• _WHAT THE TASK ASKS_:
Wherever the string "自然语言处理" appears, copy the whole line.

[Dataset excerpts]
━━━━

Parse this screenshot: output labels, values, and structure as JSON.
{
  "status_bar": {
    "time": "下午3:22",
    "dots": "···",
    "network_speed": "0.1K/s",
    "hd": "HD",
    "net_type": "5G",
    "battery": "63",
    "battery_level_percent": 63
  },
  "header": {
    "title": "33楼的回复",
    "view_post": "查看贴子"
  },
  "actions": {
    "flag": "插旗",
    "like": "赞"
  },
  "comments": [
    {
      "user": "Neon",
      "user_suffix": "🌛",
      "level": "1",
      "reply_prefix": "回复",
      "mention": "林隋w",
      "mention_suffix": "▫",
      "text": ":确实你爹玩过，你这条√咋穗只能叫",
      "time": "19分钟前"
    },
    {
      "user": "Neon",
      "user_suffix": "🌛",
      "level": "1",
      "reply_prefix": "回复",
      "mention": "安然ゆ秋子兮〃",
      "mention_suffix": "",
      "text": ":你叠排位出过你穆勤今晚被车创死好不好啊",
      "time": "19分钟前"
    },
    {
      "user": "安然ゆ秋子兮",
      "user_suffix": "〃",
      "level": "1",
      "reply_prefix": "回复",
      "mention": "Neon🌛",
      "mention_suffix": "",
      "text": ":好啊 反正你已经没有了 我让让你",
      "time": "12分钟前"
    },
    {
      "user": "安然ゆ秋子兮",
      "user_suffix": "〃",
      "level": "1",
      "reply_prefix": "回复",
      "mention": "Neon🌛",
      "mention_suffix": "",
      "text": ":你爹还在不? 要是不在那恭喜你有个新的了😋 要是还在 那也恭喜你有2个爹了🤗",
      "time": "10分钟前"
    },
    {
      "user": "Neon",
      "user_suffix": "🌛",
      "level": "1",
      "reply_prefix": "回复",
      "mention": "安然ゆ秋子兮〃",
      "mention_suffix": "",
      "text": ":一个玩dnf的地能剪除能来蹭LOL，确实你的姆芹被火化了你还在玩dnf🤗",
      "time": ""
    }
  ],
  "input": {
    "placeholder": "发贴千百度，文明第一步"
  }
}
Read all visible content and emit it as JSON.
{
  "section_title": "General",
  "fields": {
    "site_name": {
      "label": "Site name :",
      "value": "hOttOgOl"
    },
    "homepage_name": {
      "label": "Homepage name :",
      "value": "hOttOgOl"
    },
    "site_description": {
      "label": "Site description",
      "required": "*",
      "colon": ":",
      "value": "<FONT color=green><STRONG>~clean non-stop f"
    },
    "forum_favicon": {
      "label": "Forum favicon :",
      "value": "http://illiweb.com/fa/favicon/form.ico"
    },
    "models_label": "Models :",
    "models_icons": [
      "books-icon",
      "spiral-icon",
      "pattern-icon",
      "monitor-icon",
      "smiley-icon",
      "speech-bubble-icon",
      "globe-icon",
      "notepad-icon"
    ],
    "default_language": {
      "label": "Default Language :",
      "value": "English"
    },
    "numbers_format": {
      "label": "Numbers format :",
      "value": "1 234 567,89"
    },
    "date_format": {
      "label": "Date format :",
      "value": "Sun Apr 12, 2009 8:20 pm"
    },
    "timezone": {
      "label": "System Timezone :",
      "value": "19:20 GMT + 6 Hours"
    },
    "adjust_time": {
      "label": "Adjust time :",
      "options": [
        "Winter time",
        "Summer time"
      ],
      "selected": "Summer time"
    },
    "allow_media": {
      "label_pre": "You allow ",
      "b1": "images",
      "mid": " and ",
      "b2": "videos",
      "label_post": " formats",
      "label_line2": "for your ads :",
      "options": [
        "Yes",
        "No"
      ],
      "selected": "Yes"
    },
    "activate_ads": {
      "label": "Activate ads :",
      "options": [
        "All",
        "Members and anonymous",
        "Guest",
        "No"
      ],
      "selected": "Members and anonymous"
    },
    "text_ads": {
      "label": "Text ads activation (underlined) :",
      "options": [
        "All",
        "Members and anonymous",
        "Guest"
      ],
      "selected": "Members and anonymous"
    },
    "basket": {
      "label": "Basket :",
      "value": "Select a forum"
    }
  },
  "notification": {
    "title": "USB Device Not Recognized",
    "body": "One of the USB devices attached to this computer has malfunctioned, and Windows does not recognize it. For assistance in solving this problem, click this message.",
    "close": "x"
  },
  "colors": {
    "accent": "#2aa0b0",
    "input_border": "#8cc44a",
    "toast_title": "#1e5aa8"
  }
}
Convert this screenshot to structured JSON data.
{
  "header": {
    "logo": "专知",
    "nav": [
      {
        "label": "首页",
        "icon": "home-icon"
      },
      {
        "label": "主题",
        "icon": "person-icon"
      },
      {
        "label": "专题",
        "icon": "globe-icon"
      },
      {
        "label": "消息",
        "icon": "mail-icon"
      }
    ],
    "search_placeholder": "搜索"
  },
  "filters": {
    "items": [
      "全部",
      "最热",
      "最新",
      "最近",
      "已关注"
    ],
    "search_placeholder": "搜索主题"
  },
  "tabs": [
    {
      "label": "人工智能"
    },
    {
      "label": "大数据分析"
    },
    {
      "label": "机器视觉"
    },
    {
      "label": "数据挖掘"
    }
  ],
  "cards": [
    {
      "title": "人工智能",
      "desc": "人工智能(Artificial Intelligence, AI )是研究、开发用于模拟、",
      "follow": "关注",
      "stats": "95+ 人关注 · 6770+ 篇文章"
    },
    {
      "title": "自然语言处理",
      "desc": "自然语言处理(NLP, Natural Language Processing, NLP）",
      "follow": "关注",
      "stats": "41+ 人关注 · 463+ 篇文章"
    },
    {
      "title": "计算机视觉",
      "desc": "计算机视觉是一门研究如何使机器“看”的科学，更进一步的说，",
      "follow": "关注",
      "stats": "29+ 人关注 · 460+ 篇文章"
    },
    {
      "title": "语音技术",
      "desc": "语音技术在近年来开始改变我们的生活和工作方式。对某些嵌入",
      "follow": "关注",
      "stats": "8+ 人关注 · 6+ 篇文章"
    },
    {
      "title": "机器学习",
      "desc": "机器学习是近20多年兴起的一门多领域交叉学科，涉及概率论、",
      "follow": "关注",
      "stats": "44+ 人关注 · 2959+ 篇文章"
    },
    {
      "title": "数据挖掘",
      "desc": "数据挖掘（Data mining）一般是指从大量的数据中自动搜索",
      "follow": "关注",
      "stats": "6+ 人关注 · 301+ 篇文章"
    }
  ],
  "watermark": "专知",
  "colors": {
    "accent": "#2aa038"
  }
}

━━━━

• _FINAL ANSWER_:
      "title": "自然语言处理",
      "desc": "自然语言处理(NLP, Natural Language Processing, NLP）",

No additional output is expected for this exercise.